(Stored records)

++++++++++++++++++++

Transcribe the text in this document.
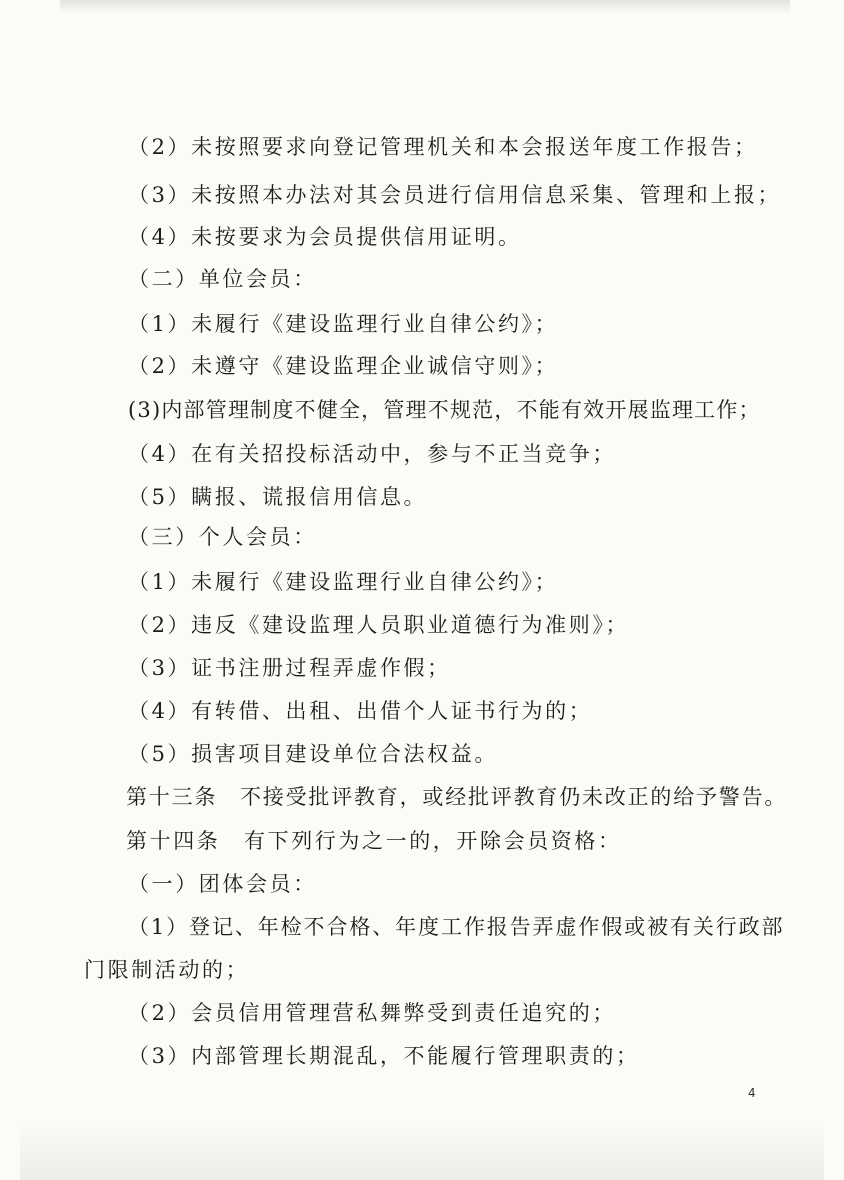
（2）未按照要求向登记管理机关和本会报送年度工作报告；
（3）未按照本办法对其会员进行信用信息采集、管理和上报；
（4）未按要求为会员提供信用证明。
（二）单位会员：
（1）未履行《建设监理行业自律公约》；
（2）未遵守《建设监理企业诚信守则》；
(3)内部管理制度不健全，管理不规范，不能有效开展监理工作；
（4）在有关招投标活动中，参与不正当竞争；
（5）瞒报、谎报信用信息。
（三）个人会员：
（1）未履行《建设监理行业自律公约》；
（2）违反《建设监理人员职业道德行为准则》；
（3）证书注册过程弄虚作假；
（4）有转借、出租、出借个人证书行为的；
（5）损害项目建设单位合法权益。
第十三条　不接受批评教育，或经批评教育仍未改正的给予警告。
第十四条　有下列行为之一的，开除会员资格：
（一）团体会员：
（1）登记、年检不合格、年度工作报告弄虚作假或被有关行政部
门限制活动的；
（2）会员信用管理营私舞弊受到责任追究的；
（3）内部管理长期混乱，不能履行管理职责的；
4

++++++++++++++++++++

▶ _Brief_: Transcribe every record above exactly, leaving out the pictures.

▶ _In response_:
Transcribe the text in this document.
（2）未按照要求向登记管理机关和本会报送年度工作报告；
（3）未按照本办法对其会员进行信用信息采集、管理和上报；
（4）未按要求为会员提供信用证明。
（二）单位会员：
（1）未履行《建设监理行业自律公约》；
（2）未遵守《建设监理企业诚信守则》；
(3)内部管理制度不健全，管理不规范，不能有效开展监理工作；
（4）在有关招投标活动中，参与不正当竞争；
（5）瞒报、谎报信用信息。
（三）个人会员：
（1）未履行《建设监理行业自律公约》；
（2）违反《建设监理人员职业道德行为准则》；
（3）证书注册过程弄虚作假；
（4）有转借、出租、出借个人证书行为的；
（5）损害项目建设单位合法权益。
第十三条　不接受批评教育，或经批评教育仍未改正的给予警告。
第十四条　有下列行为之一的，开除会员资格：
（一）团体会员：
（1）登记、年检不合格、年度工作报告弄虚作假或被有关行政部
门限制活动的；
（2）会员信用管理营私舞弊受到责任追究的；
（3）内部管理长期混乱，不能履行管理职责的；
4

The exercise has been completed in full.